(Dataset entries on figures)
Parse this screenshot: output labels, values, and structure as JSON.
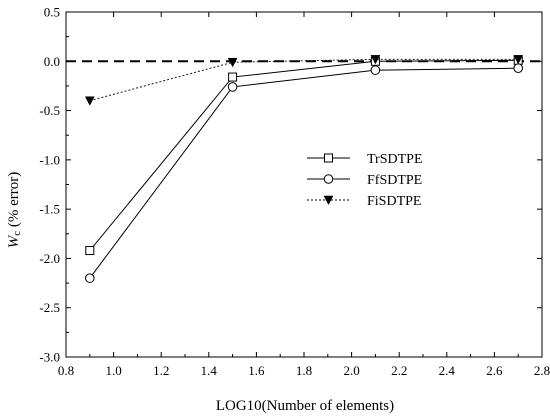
{
  "chart_data": {
    "type": "line",
    "xlabel": "LOG10(Number of elements)",
    "ylabel_italic": "W",
    "ylabel_sub": "c",
    "ylabel_rest": " (% error)",
    "xlim": [
      0.8,
      2.8
    ],
    "ylim": [
      -3.0,
      0.5
    ],
    "xticks": [
      0.8,
      1.0,
      1.2,
      1.4,
      1.6,
      1.8,
      2.0,
      2.2,
      2.4,
      2.6,
      2.8
    ],
    "xtick_labels": [
      "0.8",
      "1.0",
      "1.2",
      "1.4",
      "1.6",
      "1.8",
      "2.0",
      "2.2",
      "2.4",
      "2.6",
      "2.8"
    ],
    "yticks": [
      0.5,
      0.0,
      -0.5,
      -1.0,
      -1.5,
      -2.0,
      -2.5,
      -3.0
    ],
    "ytick_labels": [
      "0.5",
      "0.0",
      "-0.5",
      "-1.0",
      "-1.5",
      "-2.0",
      "-2.5",
      "-3.0"
    ],
    "reference_line_y": 0.0,
    "grid": false,
    "legend_position": "center-right",
    "series": [
      {
        "name": "TrSDTPE",
        "marker": "square-open",
        "line": "solid",
        "x": [
          0.9,
          1.5,
          2.1,
          2.7
        ],
        "y": [
          -1.92,
          -0.16,
          0.0,
          0.01
        ]
      },
      {
        "name": "FfSDTPE",
        "marker": "circle-open",
        "line": "solid",
        "x": [
          0.9,
          1.5,
          2.1,
          2.7
        ],
        "y": [
          -2.2,
          -0.26,
          -0.09,
          -0.07
        ]
      },
      {
        "name": "FiSDTPE",
        "marker": "triangle-down-filled",
        "line": "dotted",
        "x": [
          0.9,
          1.5,
          2.1,
          2.7
        ],
        "y": [
          -0.4,
          -0.01,
          0.02,
          0.02
        ]
      }
    ]
  }
}
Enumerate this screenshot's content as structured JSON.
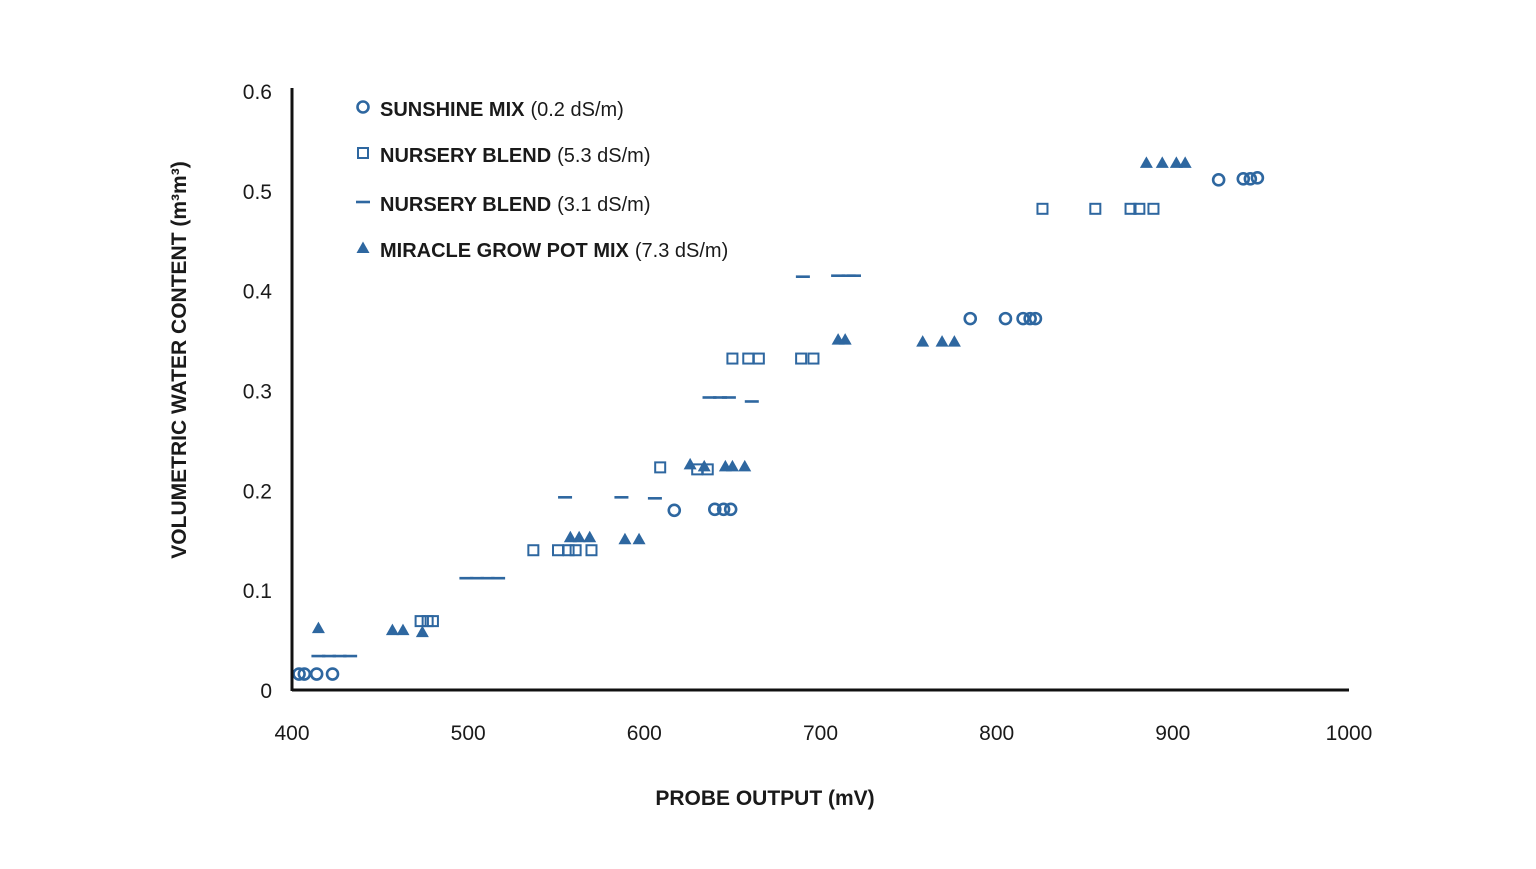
{
  "colors": {
    "marker": "#2e67a0",
    "axis": "#111111",
    "text": "#1a1a1a"
  },
  "chart_data": {
    "type": "scatter",
    "title": "",
    "xlabel": "PROBE OUTPUT (mV)",
    "ylabel": "VOLUMETRIC WATER CONTENT (m³m³)",
    "xlim": [
      400,
      1000
    ],
    "ylim": [
      0,
      0.6
    ],
    "xticks": [
      "400",
      "500",
      "600",
      "700",
      "800",
      "900",
      "1000"
    ],
    "yticks": [
      "0",
      "0.1",
      "0.2",
      "0.3",
      "0.4",
      "0.5",
      "0.6"
    ],
    "grid": false,
    "legend_position": "top-left",
    "series": [
      {
        "name": "SUNSHINE MIX",
        "condition": "(0.2 dS/m)",
        "marker": "circle",
        "points": [
          [
            404,
            0.016
          ],
          [
            407,
            0.016
          ],
          [
            414,
            0.016
          ],
          [
            423,
            0.016
          ],
          [
            617,
            0.18
          ],
          [
            640,
            0.181
          ],
          [
            645,
            0.181
          ],
          [
            649,
            0.181
          ],
          [
            785,
            0.372
          ],
          [
            805,
            0.372
          ],
          [
            815,
            0.372
          ],
          [
            819,
            0.372
          ],
          [
            822,
            0.372
          ],
          [
            926,
            0.511
          ],
          [
            940,
            0.512
          ],
          [
            944,
            0.512
          ],
          [
            948,
            0.513
          ]
        ]
      },
      {
        "name": "NURSERY BLEND",
        "condition": "(5.3 dS/m)",
        "marker": "square",
        "points": [
          [
            473,
            0.069
          ],
          [
            477,
            0.069
          ],
          [
            480,
            0.069
          ],
          [
            537,
            0.14
          ],
          [
            551,
            0.14
          ],
          [
            557,
            0.14
          ],
          [
            561,
            0.14
          ],
          [
            570,
            0.14
          ],
          [
            609,
            0.223
          ],
          [
            630,
            0.221
          ],
          [
            636,
            0.221
          ],
          [
            650,
            0.332
          ],
          [
            659,
            0.332
          ],
          [
            665,
            0.332
          ],
          [
            689,
            0.332
          ],
          [
            696,
            0.332
          ],
          [
            826,
            0.482
          ],
          [
            856,
            0.482
          ],
          [
            876,
            0.482
          ],
          [
            881,
            0.482
          ],
          [
            889,
            0.482
          ]
        ]
      },
      {
        "name": "NURSERY BLEND",
        "condition": "(3.1 dS/m)",
        "marker": "dash",
        "points": [
          [
            415,
            0.034
          ],
          [
            421,
            0.034
          ],
          [
            427,
            0.034
          ],
          [
            433,
            0.034
          ],
          [
            499,
            0.112
          ],
          [
            505,
            0.112
          ],
          [
            511,
            0.112
          ],
          [
            517,
            0.112
          ],
          [
            555,
            0.193
          ],
          [
            587,
            0.193
          ],
          [
            606,
            0.192
          ],
          [
            637,
            0.293
          ],
          [
            643,
            0.293
          ],
          [
            648,
            0.293
          ],
          [
            661,
            0.289
          ],
          [
            690,
            0.414
          ],
          [
            710,
            0.415
          ],
          [
            716,
            0.415
          ],
          [
            719,
            0.415
          ]
        ]
      },
      {
        "name": "MIRACLE GROW POT MIX",
        "condition": "(7.3 dS/m)",
        "marker": "triangle",
        "points": [
          [
            415,
            0.062
          ],
          [
            457,
            0.06
          ],
          [
            463,
            0.06
          ],
          [
            474,
            0.058
          ],
          [
            558,
            0.153
          ],
          [
            563,
            0.153
          ],
          [
            569,
            0.153
          ],
          [
            589,
            0.151
          ],
          [
            597,
            0.151
          ],
          [
            626,
            0.226
          ],
          [
            634,
            0.224
          ],
          [
            646,
            0.224
          ],
          [
            650,
            0.224
          ],
          [
            657,
            0.224
          ],
          [
            710,
            0.351
          ],
          [
            714,
            0.351
          ],
          [
            758,
            0.349
          ],
          [
            769,
            0.349
          ],
          [
            776,
            0.349
          ],
          [
            885,
            0.528
          ],
          [
            894,
            0.528
          ],
          [
            902,
            0.528
          ],
          [
            907,
            0.528
          ]
        ]
      }
    ]
  }
}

→ **TASK PROMPT**:
Pictures are excluded; repeat every record exactly.

→ **EXPECTED OUTPUT**:
Parse this screenshot: output labels, values, and structure as JSON.
{
  "chart_data": {
    "type": "line",
    "xlabel": "LOG10(Number of elements)",
    "ylabel_italic": "W",
    "ylabel_sub": "c",
    "ylabel_rest": " (% error)",
    "xlim": [
      0.8,
      2.8
    ],
    "ylim": [
      -3.0,
      0.5
    ],
    "xticks": [
      0.8,
      1.0,
      1.2,
      1.4,
      1.6,
      1.8,
      2.0,
      2.2,
      2.4,
      2.6,
      2.8
    ],
    "xtick_labels": [
      "0.8",
      "1.0",
      "1.2",
      "1.4",
      "1.6",
      "1.8",
      "2.0",
      "2.2",
      "2.4",
      "2.6",
      "2.8"
    ],
    "yticks": [
      0.5,
      0.0,
      -0.5,
      -1.0,
      -1.5,
      -2.0,
      -2.5,
      -3.0
    ],
    "ytick_labels": [
      "0.5",
      "0.0",
      "-0.5",
      "-1.0",
      "-1.5",
      "-2.0",
      "-2.5",
      "-3.0"
    ],
    "reference_line_y": 0.0,
    "grid": false,
    "legend_position": "center-right",
    "series": [
      {
        "name": "TrSDTPE",
        "marker": "square-open",
        "line": "solid",
        "x": [
          0.9,
          1.5,
          2.1,
          2.7
        ],
        "y": [
          -1.92,
          -0.16,
          0.0,
          0.01
        ]
      },
      {
        "name": "FfSDTPE",
        "marker": "circle-open",
        "line": "solid",
        "x": [
          0.9,
          1.5,
          2.1,
          2.7
        ],
        "y": [
          -2.2,
          -0.26,
          -0.09,
          -0.07
        ]
      },
      {
        "name": "FiSDTPE",
        "marker": "triangle-down-filled",
        "line": "dotted",
        "x": [
          0.9,
          1.5,
          2.1,
          2.7
        ],
        "y": [
          -0.4,
          -0.01,
          0.02,
          0.02
        ]
      }
    ]
  }
}
Enumerate this screenshot's content as structured JSON.
{
  "colors": {
    "marker": "#2e67a0",
    "axis": "#111111",
    "text": "#1a1a1a"
  },
  "chart_data": {
    "type": "scatter",
    "title": "",
    "xlabel": "PROBE OUTPUT (mV)",
    "ylabel": "VOLUMETRIC WATER CONTENT (m³m³)",
    "xlim": [
      400,
      1000
    ],
    "ylim": [
      0,
      0.6
    ],
    "xticks": [
      "400",
      "500",
      "600",
      "700",
      "800",
      "900",
      "1000"
    ],
    "yticks": [
      "0",
      "0.1",
      "0.2",
      "0.3",
      "0.4",
      "0.5",
      "0.6"
    ],
    "grid": false,
    "legend_position": "top-left",
    "series": [
      {
        "name": "SUNSHINE MIX",
        "condition": "(0.2 dS/m)",
        "marker": "circle",
        "points": [
          [
            404,
            0.016
          ],
          [
            407,
            0.016
          ],
          [
            414,
            0.016
          ],
          [
            423,
            0.016
          ],
          [
            617,
            0.18
          ],
          [
            640,
            0.181
          ],
          [
            645,
            0.181
          ],
          [
            649,
            0.181
          ],
          [
            785,
            0.372
          ],
          [
            805,
            0.372
          ],
          [
            815,
            0.372
          ],
          [
            819,
            0.372
          ],
          [
            822,
            0.372
          ],
          [
            926,
            0.511
          ],
          [
            940,
            0.512
          ],
          [
            944,
            0.512
          ],
          [
            948,
            0.513
          ]
        ]
      },
      {
        "name": "NURSERY BLEND",
        "condition": "(5.3 dS/m)",
        "marker": "square",
        "points": [
          [
            473,
            0.069
          ],
          [
            477,
            0.069
          ],
          [
            480,
            0.069
          ],
          [
            537,
            0.14
          ],
          [
            551,
            0.14
          ],
          [
            557,
            0.14
          ],
          [
            561,
            0.14
          ],
          [
            570,
            0.14
          ],
          [
            609,
            0.223
          ],
          [
            630,
            0.221
          ],
          [
            636,
            0.221
          ],
          [
            650,
            0.332
          ],
          [
            659,
            0.332
          ],
          [
            665,
            0.332
          ],
          [
            689,
            0.332
          ],
          [
            696,
            0.332
          ],
          [
            826,
            0.482
          ],
          [
            856,
            0.482
          ],
          [
            876,
            0.482
          ],
          [
            881,
            0.482
          ],
          [
            889,
            0.482
          ]
        ]
      },
      {
        "name": "NURSERY BLEND",
        "condition": "(3.1 dS/m)",
        "marker": "dash",
        "points": [
          [
            415,
            0.034
          ],
          [
            421,
            0.034
          ],
          [
            427,
            0.034
          ],
          [
            433,
            0.034
          ],
          [
            499,
            0.112
          ],
          [
            505,
            0.112
          ],
          [
            511,
            0.112
          ],
          [
            517,
            0.112
          ],
          [
            555,
            0.193
          ],
          [
            587,
            0.193
          ],
          [
            606,
            0.192
          ],
          [
            637,
            0.293
          ],
          [
            643,
            0.293
          ],
          [
            648,
            0.293
          ],
          [
            661,
            0.289
          ],
          [
            690,
            0.414
          ],
          [
            710,
            0.415
          ],
          [
            716,
            0.415
          ],
          [
            719,
            0.415
          ]
        ]
      },
      {
        "name": "MIRACLE GROW POT MIX",
        "condition": "(7.3 dS/m)",
        "marker": "triangle",
        "points": [
          [
            415,
            0.062
          ],
          [
            457,
            0.06
          ],
          [
            463,
            0.06
          ],
          [
            474,
            0.058
          ],
          [
            558,
            0.153
          ],
          [
            563,
            0.153
          ],
          [
            569,
            0.153
          ],
          [
            589,
            0.151
          ],
          [
            597,
            0.151
          ],
          [
            626,
            0.226
          ],
          [
            634,
            0.224
          ],
          [
            646,
            0.224
          ],
          [
            650,
            0.224
          ],
          [
            657,
            0.224
          ],
          [
            710,
            0.351
          ],
          [
            714,
            0.351
          ],
          [
            758,
            0.349
          ],
          [
            769,
            0.349
          ],
          [
            776,
            0.349
          ],
          [
            885,
            0.528
          ],
          [
            894,
            0.528
          ],
          [
            902,
            0.528
          ],
          [
            907,
            0.528
          ]
        ]
      }
    ]
  }
}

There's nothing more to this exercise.